> What the task requires
Omit the images. Copy each entry word for word.

> Listed entries
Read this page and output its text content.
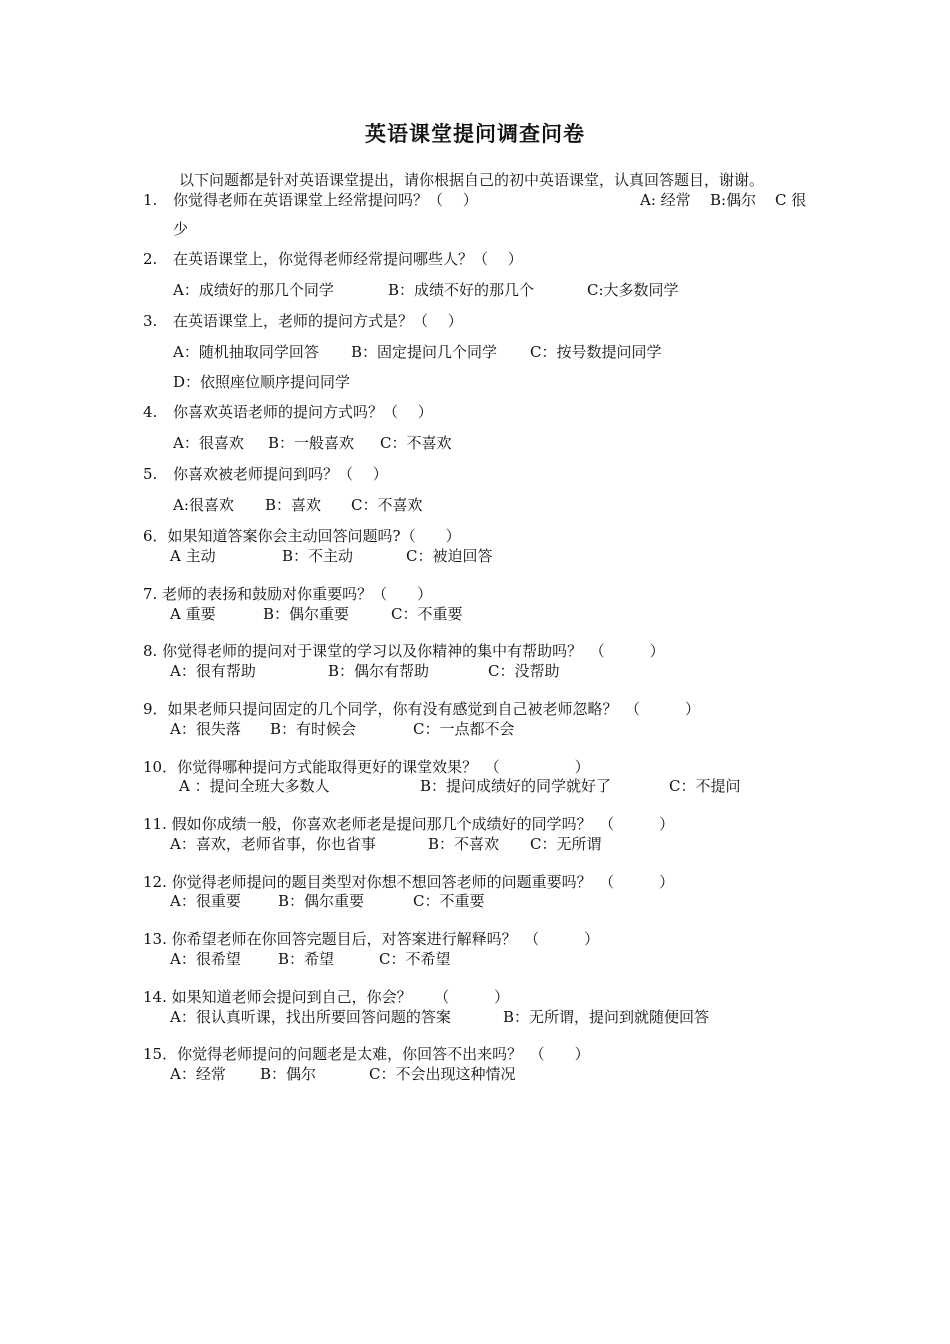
英语课堂提问调查问卷
以下问题都是针对英语课堂提出，请你根据自己的初中英语课堂，认真回答题目，谢谢。
1. 你觉得老师在英语课堂上经常提问吗？（　 ）	A: 经常 B:偶尔 C 很
少
2. 在英语课堂上，你觉得老师经常提问哪些人？（　 ）
A：成绩好的那几个同学	B：成绩不好的那几个	C:大多数同学
3. 在英语课堂上，老师的提问方式是？（　 ）
A：随机抽取同学回答 B：固定提问几个同学 C：按号数提问同学
D：依照座位顺序提问同学
4. 你喜欢英语老师的提问方式吗？（　 ）
A：很喜欢 B：一般喜欢 C：不喜欢
5. 你喜欢被老师提问到吗？（　 ）
A:很喜欢 B：喜欢 C：不喜欢
6．如果知道答案你会主动回答问题吗?（　　）
A 主动	B：不主动	C：被迫回答
7. 老师的表扬和鼓励对你重要吗？（　　）
A 重要	B：偶尔重要	C：不重要
8. 你觉得老师的提问对于课堂的学习以及你精神的集中有帮助吗？　（　　　）
A：很有帮助	B：偶尔有帮助	C：没帮助
9．如果老师只提问固定的几个同学，你有没有感觉到自己被老师忽略？　（　　　）
A：很失落 B：有时候会	C：一点都不会
10．你觉得哪种提问方式能取得更好的课堂效果？　（　　　　　）
A ：提问全班大多数人	B：提问成绩好的同学就好了	C：不提问
11. 假如你成绩一般，你喜欢老师老是提问那几个成绩好的同学吗？　（　　　）
A：喜欢，老师省事，你也省事	B：不喜欢 C：无所谓
12. 你觉得老师提问的题目类型对你想不想回答老师的问题重要吗？　（　　　）
A：很重要 B：偶尔重要	C：不重要
13. 你希望老师在你回答完题目后，对答案进行解释吗？　（　　　）
A：很希望 B：希望	C：不希望
14. 如果知道老师会提问到自己，你会？　　（　　　）
A：很认真听课，找出所要回答问题的答案	B：无所谓，提问到就随便回答
15．你觉得老师提问的问题老是太难，你回答不出来吗？　（　　）
A：经常 B：偶尔	C：不会出现这种情况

> Right answer
Read this page and output its text content.
英语课堂提问调查问卷
以下问题都是针对英语课堂提出，请你根据自己的初中英语课堂，认真回答题目，谢谢。
1. 你觉得老师在英语课堂上经常提问吗？（　 ）	A: 经常 B:偶尔 C 很
少
2. 在英语课堂上，你觉得老师经常提问哪些人？（　 ）
A：成绩好的那几个同学	B：成绩不好的那几个	C:大多数同学
3. 在英语课堂上，老师的提问方式是？（　 ）
A：随机抽取同学回答 B：固定提问几个同学 C：按号数提问同学
D：依照座位顺序提问同学
4. 你喜欢英语老师的提问方式吗？（　 ）
A：很喜欢 B：一般喜欢 C：不喜欢
5. 你喜欢被老师提问到吗？（　 ）
A:很喜欢 B：喜欢 C：不喜欢
6．如果知道答案你会主动回答问题吗?（　　）
A 主动	B：不主动	C：被迫回答
7. 老师的表扬和鼓励对你重要吗？（　　）
A 重要	B：偶尔重要	C：不重要
8. 你觉得老师的提问对于课堂的学习以及你精神的集中有帮助吗？　（　　　）
A：很有帮助	B：偶尔有帮助	C：没帮助
9．如果老师只提问固定的几个同学，你有没有感觉到自己被老师忽略？　（　　　）
A：很失落 B：有时候会	C：一点都不会
10．你觉得哪种提问方式能取得更好的课堂效果？　（　　　　　）
A ：提问全班大多数人	B：提问成绩好的同学就好了	C：不提问
11. 假如你成绩一般，你喜欢老师老是提问那几个成绩好的同学吗？　（　　　）
A：喜欢，老师省事，你也省事	B：不喜欢 C：无所谓
12. 你觉得老师提问的题目类型对你想不想回答老师的问题重要吗？　（　　　）
A：很重要 B：偶尔重要	C：不重要
13. 你希望老师在你回答完题目后，对答案进行解释吗？　（　　　）
A：很希望 B：希望	C：不希望
14. 如果知道老师会提问到自己，你会？　　（　　　）
A：很认真听课，找出所要回答问题的答案	B：无所谓，提问到就随便回答
15．你觉得老师提问的问题老是太难，你回答不出来吗？　（　　）
A：经常 B：偶尔	C：不会出现这种情况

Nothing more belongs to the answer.